TASK = Go through the material below and report how many lines contain "Base". Give only the number.

EXERCISE INPUTS =
┌──

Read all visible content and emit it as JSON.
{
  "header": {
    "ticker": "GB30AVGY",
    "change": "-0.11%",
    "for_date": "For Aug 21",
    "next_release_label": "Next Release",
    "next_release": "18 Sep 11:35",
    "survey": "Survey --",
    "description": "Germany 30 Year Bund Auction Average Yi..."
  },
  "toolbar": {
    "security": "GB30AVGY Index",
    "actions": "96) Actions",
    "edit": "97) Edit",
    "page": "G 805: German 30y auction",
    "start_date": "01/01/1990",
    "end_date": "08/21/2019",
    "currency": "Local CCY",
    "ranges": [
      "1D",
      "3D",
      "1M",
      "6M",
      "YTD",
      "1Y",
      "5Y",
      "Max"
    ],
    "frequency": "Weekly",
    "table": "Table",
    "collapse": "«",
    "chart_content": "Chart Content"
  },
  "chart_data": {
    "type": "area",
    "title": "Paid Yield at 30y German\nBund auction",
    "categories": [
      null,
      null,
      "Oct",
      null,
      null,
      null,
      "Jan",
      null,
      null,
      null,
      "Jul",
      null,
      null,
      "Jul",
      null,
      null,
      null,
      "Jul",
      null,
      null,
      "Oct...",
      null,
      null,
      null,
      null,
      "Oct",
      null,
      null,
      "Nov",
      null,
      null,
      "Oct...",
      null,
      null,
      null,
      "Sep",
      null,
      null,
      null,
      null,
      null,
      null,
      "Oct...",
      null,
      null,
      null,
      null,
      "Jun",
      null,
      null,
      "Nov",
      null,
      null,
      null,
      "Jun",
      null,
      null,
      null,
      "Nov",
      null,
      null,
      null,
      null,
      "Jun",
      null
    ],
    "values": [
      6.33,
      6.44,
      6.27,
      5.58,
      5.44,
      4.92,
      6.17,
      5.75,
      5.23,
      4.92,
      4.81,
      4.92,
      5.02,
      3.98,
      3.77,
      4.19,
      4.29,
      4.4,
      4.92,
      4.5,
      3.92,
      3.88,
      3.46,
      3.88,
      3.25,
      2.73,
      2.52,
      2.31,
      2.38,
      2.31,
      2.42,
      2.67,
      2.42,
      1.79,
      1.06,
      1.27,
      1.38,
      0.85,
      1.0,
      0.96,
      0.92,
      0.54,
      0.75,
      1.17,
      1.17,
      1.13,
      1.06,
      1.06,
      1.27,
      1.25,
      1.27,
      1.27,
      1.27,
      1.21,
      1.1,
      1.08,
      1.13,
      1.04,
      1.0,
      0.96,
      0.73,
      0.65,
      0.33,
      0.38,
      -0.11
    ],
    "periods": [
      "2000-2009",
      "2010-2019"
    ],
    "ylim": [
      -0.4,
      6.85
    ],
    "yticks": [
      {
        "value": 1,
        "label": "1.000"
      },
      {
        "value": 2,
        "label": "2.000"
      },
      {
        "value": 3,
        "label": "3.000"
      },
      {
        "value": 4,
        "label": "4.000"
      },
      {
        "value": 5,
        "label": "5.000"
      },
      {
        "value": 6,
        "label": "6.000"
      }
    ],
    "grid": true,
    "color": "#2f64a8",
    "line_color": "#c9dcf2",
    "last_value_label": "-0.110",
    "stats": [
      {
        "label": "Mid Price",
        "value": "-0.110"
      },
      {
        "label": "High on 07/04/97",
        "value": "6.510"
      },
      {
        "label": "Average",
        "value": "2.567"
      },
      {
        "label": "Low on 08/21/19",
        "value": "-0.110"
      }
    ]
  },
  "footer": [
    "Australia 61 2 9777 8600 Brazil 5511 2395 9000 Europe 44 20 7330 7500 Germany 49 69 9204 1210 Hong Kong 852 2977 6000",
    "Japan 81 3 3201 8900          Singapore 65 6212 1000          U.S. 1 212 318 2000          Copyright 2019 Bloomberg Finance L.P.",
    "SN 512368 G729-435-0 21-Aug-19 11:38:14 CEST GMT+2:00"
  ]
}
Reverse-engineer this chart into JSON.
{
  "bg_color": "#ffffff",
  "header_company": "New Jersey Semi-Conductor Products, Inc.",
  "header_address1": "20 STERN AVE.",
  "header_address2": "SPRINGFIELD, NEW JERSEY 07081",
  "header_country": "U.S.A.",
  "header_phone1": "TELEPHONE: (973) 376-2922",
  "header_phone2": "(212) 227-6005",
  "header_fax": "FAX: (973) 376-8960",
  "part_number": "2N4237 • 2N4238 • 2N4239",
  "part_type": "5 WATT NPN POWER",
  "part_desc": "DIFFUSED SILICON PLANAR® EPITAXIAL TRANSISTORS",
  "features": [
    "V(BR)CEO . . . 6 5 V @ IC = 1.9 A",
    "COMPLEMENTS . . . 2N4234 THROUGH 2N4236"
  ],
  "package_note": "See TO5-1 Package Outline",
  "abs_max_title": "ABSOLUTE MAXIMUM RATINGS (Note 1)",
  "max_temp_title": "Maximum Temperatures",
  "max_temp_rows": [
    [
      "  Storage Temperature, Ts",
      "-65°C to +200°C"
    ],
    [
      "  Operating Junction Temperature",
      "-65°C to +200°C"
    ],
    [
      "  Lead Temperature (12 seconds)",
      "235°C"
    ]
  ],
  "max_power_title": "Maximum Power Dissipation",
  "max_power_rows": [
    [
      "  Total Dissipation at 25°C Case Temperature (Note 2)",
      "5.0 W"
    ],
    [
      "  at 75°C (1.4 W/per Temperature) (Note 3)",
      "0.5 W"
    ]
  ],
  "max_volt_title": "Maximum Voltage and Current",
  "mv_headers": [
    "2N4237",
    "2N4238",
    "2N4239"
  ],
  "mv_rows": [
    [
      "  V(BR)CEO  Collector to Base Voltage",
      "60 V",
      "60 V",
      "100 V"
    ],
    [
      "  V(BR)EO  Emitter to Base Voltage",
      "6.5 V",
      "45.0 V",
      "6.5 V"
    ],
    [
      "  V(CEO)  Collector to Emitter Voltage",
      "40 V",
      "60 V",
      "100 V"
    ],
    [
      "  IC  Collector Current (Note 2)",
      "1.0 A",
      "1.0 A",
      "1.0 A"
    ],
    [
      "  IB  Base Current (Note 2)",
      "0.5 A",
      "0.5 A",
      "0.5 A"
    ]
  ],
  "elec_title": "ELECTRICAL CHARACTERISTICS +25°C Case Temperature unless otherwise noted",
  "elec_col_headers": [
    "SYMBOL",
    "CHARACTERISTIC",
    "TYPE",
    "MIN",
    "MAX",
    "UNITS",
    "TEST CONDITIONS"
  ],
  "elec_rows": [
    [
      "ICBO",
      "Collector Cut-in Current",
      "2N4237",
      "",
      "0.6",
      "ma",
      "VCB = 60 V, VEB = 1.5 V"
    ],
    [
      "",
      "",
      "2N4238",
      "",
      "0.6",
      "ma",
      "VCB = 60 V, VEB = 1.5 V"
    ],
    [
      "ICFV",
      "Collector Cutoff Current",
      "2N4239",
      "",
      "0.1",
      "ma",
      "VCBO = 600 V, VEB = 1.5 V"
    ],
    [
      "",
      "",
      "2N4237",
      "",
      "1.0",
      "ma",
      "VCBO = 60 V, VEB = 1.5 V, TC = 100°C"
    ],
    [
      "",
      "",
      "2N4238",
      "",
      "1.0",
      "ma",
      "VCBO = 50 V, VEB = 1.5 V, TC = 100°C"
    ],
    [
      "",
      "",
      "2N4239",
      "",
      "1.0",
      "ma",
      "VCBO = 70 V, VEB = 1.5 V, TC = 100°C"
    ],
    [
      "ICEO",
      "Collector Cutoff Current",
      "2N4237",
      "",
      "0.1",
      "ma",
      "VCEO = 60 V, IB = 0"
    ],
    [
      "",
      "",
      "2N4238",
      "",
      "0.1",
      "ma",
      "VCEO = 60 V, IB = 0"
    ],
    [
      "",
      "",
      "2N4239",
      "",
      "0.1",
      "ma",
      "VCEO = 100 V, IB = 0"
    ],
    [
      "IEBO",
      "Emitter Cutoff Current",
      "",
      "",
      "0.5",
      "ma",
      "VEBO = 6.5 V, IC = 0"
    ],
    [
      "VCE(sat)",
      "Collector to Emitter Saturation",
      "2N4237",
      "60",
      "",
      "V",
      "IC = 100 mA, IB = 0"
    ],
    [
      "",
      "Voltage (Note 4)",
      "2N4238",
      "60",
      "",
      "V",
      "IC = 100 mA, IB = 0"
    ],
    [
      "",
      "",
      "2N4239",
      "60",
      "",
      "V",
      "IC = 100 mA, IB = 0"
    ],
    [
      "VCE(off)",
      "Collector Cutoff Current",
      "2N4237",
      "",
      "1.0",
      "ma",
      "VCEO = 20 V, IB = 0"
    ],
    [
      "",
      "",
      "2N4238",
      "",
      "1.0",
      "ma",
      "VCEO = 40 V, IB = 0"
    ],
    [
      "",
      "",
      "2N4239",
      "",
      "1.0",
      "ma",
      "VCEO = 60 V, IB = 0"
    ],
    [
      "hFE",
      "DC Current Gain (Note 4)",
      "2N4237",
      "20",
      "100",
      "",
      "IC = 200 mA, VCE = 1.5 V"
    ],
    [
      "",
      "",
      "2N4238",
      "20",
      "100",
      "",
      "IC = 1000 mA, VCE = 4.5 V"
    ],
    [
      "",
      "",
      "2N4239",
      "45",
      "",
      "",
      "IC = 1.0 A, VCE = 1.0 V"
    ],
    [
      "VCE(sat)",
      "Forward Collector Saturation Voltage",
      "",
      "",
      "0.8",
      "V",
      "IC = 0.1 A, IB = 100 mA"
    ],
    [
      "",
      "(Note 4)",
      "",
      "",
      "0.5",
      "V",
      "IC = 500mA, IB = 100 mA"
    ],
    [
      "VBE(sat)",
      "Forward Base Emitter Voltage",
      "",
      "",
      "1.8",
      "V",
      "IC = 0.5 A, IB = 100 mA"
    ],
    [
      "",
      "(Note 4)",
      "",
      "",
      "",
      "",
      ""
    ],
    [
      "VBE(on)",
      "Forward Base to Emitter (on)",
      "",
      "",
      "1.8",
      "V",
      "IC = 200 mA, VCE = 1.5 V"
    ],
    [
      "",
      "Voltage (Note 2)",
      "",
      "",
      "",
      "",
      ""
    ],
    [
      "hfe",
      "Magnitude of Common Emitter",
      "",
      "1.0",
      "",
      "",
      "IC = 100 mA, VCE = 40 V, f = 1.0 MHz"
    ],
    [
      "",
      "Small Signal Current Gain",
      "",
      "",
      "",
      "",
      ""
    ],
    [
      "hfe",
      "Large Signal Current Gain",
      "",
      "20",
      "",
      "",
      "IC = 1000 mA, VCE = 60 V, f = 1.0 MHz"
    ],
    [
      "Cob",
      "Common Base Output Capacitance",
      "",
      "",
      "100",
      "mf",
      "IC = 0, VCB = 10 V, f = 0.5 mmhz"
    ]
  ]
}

└──

ANSWER TO THIS EXERCISE = 6